* _TASK BRIEF_:
Track down the lines that contain "относятся" and copy them.

Stored items

···

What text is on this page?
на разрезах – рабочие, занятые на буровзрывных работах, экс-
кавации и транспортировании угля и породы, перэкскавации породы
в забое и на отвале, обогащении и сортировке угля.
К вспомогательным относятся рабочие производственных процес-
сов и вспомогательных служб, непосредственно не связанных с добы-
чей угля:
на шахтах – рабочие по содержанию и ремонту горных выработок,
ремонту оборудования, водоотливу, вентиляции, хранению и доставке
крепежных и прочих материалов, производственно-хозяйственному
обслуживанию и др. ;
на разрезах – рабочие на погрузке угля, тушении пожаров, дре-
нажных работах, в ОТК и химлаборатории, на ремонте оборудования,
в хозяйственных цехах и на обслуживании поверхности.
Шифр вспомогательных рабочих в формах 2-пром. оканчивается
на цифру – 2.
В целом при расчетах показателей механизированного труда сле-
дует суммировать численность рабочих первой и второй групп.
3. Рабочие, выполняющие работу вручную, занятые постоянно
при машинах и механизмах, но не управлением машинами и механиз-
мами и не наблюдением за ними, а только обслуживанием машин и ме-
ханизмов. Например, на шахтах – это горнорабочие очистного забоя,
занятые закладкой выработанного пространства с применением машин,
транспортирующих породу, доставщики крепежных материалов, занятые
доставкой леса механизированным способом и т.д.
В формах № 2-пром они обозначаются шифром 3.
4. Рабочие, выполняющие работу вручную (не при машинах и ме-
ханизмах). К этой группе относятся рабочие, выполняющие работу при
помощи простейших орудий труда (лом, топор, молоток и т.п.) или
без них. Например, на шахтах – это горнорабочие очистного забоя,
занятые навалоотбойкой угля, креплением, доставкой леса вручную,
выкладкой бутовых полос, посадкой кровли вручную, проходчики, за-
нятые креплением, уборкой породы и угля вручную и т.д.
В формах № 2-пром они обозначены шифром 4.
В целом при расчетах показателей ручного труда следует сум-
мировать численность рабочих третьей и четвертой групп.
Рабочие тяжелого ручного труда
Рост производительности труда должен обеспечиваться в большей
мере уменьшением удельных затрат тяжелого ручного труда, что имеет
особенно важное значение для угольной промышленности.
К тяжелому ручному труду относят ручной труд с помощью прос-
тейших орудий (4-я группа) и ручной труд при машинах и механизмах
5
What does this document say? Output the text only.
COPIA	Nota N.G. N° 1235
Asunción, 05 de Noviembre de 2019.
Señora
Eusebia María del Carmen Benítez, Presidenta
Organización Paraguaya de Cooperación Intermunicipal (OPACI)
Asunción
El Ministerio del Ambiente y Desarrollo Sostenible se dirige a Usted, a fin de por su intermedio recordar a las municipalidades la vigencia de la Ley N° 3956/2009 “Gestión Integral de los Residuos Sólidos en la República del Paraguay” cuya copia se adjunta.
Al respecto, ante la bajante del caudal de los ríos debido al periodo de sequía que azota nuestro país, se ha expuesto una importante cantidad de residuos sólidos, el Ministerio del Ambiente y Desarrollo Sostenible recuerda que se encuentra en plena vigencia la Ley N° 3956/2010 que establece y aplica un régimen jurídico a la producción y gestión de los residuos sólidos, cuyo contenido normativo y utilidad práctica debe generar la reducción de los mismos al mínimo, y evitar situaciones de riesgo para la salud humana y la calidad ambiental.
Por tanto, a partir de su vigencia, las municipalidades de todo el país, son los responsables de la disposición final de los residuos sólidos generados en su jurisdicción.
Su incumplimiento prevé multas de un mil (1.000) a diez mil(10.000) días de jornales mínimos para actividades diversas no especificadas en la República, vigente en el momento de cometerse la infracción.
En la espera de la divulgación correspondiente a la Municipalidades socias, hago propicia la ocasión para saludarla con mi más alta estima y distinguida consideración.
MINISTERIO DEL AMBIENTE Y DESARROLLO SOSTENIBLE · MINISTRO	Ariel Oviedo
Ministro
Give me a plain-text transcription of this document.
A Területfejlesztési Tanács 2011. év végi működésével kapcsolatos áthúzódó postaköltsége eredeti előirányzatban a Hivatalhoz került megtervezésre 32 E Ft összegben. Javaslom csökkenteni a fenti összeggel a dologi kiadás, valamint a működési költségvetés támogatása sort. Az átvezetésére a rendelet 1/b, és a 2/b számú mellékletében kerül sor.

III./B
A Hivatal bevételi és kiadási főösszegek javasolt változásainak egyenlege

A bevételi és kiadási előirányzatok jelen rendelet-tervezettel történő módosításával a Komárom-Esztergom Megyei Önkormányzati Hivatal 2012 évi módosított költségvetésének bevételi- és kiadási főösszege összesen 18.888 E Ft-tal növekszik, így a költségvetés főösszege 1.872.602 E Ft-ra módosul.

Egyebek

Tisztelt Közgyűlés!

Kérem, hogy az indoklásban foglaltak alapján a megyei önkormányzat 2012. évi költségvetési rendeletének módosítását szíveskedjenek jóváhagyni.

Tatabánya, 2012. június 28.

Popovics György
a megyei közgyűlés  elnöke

···

* _RESULT FOR THIS TASK_:
К вспомогательным относятся рабочие производственных процес-
ханизмах). К этой группе относятся рабочие, выполняющие работу при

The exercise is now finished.